_THE EXERCISE:_
Retype the whole listing, please, keeping every line exact and dropping the pictures.

_EXTRACTED ENTRIES:_

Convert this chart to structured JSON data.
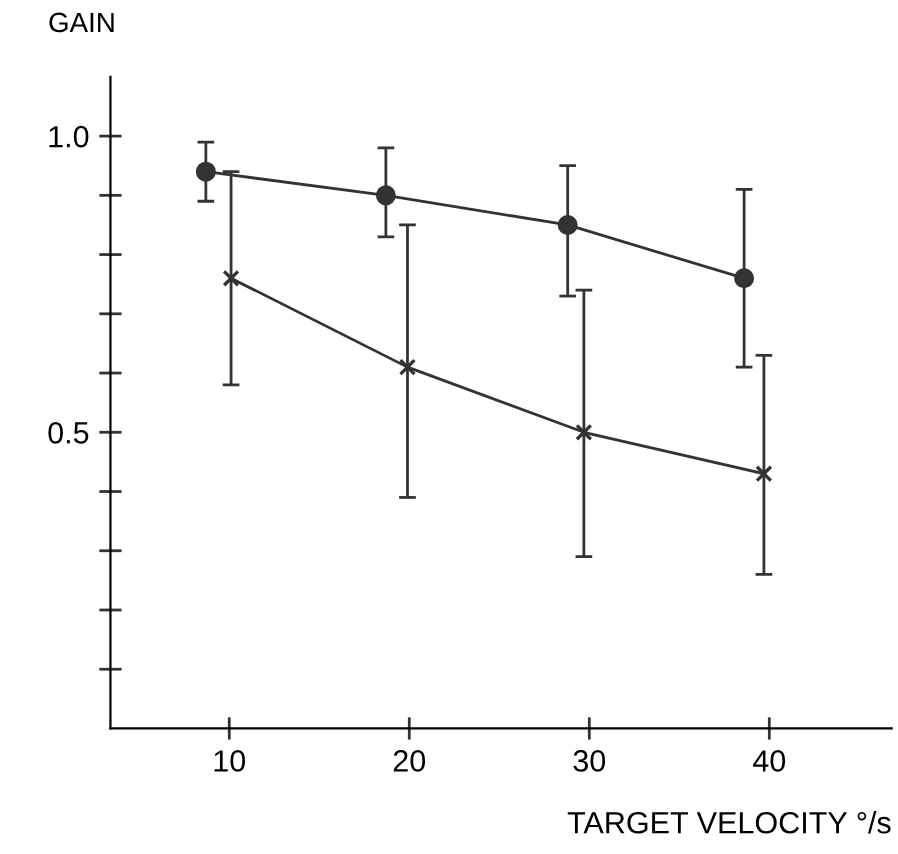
{
  "chart_data": {
    "type": "line",
    "xlabel": "TARGET VELOCITY °/s",
    "ylabel": "GAIN",
    "xlim": [
      3.4,
      46.8
    ],
    "xticks": [
      10,
      20,
      30,
      40
    ],
    "ylim": [
      0,
      1.1
    ],
    "yticks": [
      {
        "value": 0.1,
        "label": null
      },
      {
        "value": 0.2,
        "label": null
      },
      {
        "value": 0.3,
        "label": null
      },
      {
        "value": 0.4,
        "label": null
      },
      {
        "value": 0.5,
        "label": "0.5"
      },
      {
        "value": 0.6,
        "label": null
      },
      {
        "value": 0.7,
        "label": null
      },
      {
        "value": 0.8,
        "label": null
      },
      {
        "value": 0.9,
        "label": null
      },
      {
        "value": 1.0,
        "label": "1.0"
      }
    ],
    "grid": false,
    "legend": false,
    "series": [
      {
        "color": "#333333",
        "marker": "circle",
        "x": [
          8.7,
          18.7,
          28.8,
          38.6
        ],
        "values": [
          0.94,
          0.9,
          0.85,
          0.76
        ],
        "errors": [
          [
            0.89,
            0.99
          ],
          [
            0.83,
            0.98
          ],
          [
            0.73,
            0.95
          ],
          [
            0.61,
            0.91
          ]
        ]
      },
      {
        "color": "#333333",
        "marker": "cross",
        "x": [
          10.1,
          19.9,
          29.7,
          39.7
        ],
        "values": [
          0.76,
          0.61,
          0.5,
          0.43
        ],
        "errors": [
          [
            0.58,
            0.94
          ],
          [
            0.39,
            0.85
          ],
          [
            0.29,
            0.74
          ],
          [
            0.26,
            0.63
          ]
        ]
      }
    ]
  }
}
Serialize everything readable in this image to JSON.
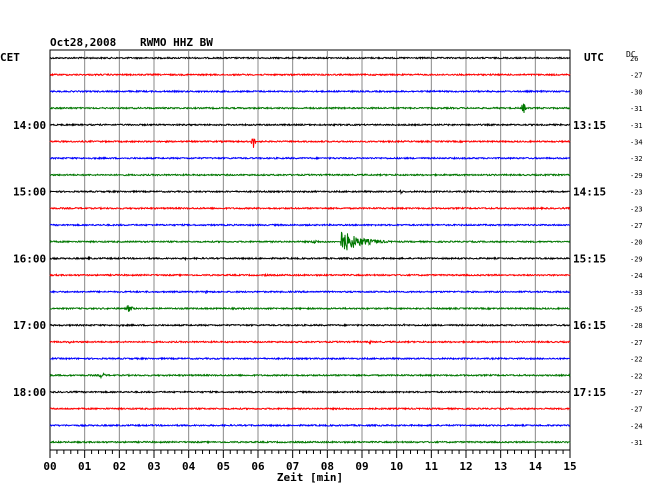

_ANSWER TO THE EXERCISE:_
Convert this chart to structured JSON data.
{
  "chart_data": {
    "type": "line",
    "xlabel": "TARGET VELOCITY °/s",
    "ylabel": "GAIN",
    "xlim": [
      3.4,
      46.8
    ],
    "xticks": [
      10,
      20,
      30,
      40
    ],
    "ylim": [
      0,
      1.1
    ],
    "yticks": [
      {
        "value": 0.1,
        "label": null
      },
      {
        "value": 0.2,
        "label": null
      },
      {
        "value": 0.3,
        "label": null
      },
      {
        "value": 0.4,
        "label": null
      },
      {
        "value": 0.5,
        "label": "0.5"
      },
      {
        "value": 0.6,
        "label": null
      },
      {
        "value": 0.7,
        "label": null
      },
      {
        "value": 0.8,
        "label": null
      },
      {
        "value": 0.9,
        "label": null
      },
      {
        "value": 1.0,
        "label": "1.0"
      }
    ],
    "grid": false,
    "legend": false,
    "series": [
      {
        "color": "#333333",
        "marker": "circle",
        "x": [
          8.7,
          18.7,
          28.8,
          38.6
        ],
        "values": [
          0.94,
          0.9,
          0.85,
          0.76
        ],
        "errors": [
          [
            0.89,
            0.99
          ],
          [
            0.83,
            0.98
          ],
          [
            0.73,
            0.95
          ],
          [
            0.61,
            0.91
          ]
        ]
      },
      {
        "color": "#333333",
        "marker": "cross",
        "x": [
          10.1,
          19.9,
          29.7,
          39.7
        ],
        "values": [
          0.76,
          0.61,
          0.5,
          0.43
        ],
        "errors": [
          [
            0.58,
            0.94
          ],
          [
            0.39,
            0.85
          ],
          [
            0.29,
            0.74
          ],
          [
            0.26,
            0.63
          ]
        ]
      }
    ]
  }
}
Serialize everything readable in this image to JSON.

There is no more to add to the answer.